YOUR TASK » In the records below, the line that contains "Extract the structured" marks the start. Copy it and each line after it through the end, exactly, without pictures.

DATA TO PROCESS »
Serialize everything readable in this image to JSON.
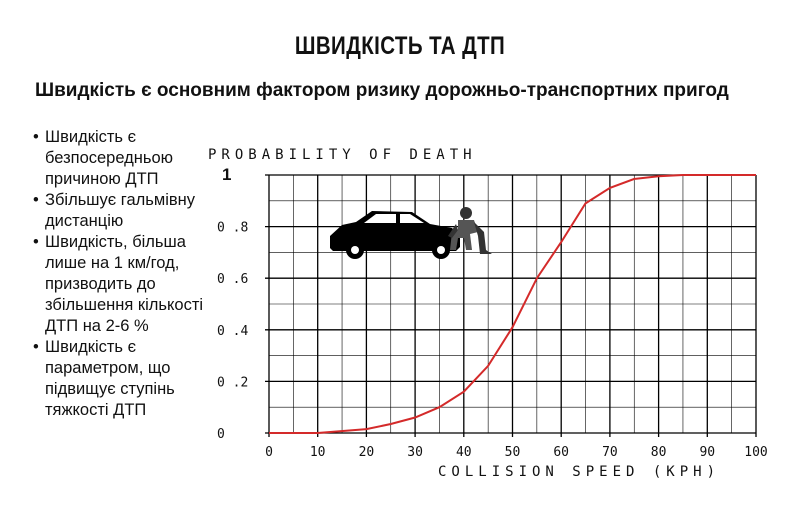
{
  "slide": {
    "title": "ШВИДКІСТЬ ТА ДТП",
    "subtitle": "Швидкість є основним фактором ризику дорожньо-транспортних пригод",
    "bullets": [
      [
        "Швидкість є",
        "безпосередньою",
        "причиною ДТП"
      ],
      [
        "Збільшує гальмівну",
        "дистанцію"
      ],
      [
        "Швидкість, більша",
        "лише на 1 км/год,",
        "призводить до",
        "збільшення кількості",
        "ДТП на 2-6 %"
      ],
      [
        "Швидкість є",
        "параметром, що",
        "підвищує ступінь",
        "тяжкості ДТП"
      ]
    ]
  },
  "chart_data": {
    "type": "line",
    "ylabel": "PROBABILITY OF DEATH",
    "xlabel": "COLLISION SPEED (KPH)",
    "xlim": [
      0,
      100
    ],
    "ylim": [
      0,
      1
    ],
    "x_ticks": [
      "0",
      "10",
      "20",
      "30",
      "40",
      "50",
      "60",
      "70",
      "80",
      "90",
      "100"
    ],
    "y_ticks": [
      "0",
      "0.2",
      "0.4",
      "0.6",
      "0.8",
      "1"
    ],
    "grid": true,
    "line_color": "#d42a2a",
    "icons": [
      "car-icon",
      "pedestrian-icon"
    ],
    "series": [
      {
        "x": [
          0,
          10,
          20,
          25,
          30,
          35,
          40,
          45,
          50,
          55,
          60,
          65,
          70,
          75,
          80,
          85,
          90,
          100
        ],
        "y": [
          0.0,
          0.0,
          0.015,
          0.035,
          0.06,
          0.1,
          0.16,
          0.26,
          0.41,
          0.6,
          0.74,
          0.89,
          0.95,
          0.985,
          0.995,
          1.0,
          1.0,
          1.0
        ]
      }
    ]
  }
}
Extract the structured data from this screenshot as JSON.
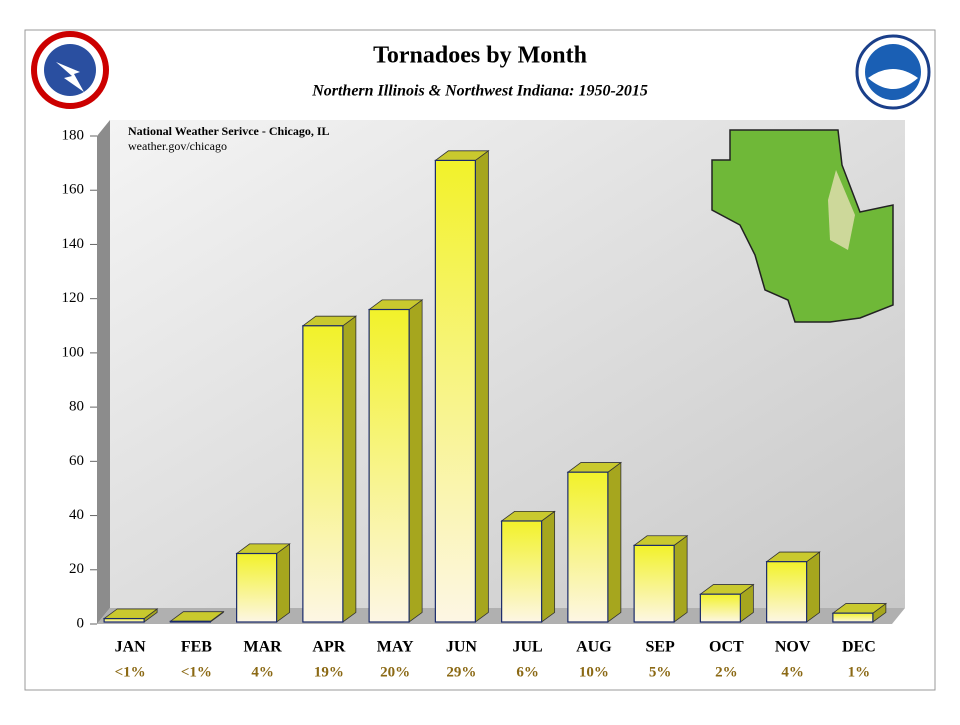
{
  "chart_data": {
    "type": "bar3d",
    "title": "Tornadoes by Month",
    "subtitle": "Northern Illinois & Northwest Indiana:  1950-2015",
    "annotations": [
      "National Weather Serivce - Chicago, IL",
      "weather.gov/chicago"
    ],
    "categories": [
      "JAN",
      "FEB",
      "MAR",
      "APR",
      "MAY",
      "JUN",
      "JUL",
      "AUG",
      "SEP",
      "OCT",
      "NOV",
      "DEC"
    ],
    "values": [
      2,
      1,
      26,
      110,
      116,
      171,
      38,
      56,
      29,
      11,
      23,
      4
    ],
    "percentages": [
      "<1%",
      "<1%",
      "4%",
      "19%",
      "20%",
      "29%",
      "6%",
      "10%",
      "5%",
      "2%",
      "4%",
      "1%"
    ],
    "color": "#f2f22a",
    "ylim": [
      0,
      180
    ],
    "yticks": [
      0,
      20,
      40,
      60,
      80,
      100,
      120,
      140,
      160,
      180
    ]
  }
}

FULL ANSWER »
Extract the structured data from this screenshot as JSON.
{
  "chart_data": {
    "type": "bar3d",
    "title": "Tornadoes by Month",
    "subtitle": "Northern Illinois & Northwest Indiana:  1950-2015",
    "annotations": [
      "National Weather Serivce - Chicago, IL",
      "weather.gov/chicago"
    ],
    "categories": [
      "JAN",
      "FEB",
      "MAR",
      "APR",
      "MAY",
      "JUN",
      "JUL",
      "AUG",
      "SEP",
      "OCT",
      "NOV",
      "DEC"
    ],
    "values": [
      2,
      1,
      26,
      110,
      116,
      171,
      38,
      56,
      29,
      11,
      23,
      4
    ],
    "percentages": [
      "<1%",
      "<1%",
      "4%",
      "19%",
      "20%",
      "29%",
      "6%",
      "10%",
      "5%",
      "2%",
      "4%",
      "1%"
    ],
    "color": "#f2f22a",
    "ylim": [
      0,
      180
    ],
    "yticks": [
      0,
      20,
      40,
      60,
      80,
      100,
      120,
      140,
      160,
      180
    ]
  }
}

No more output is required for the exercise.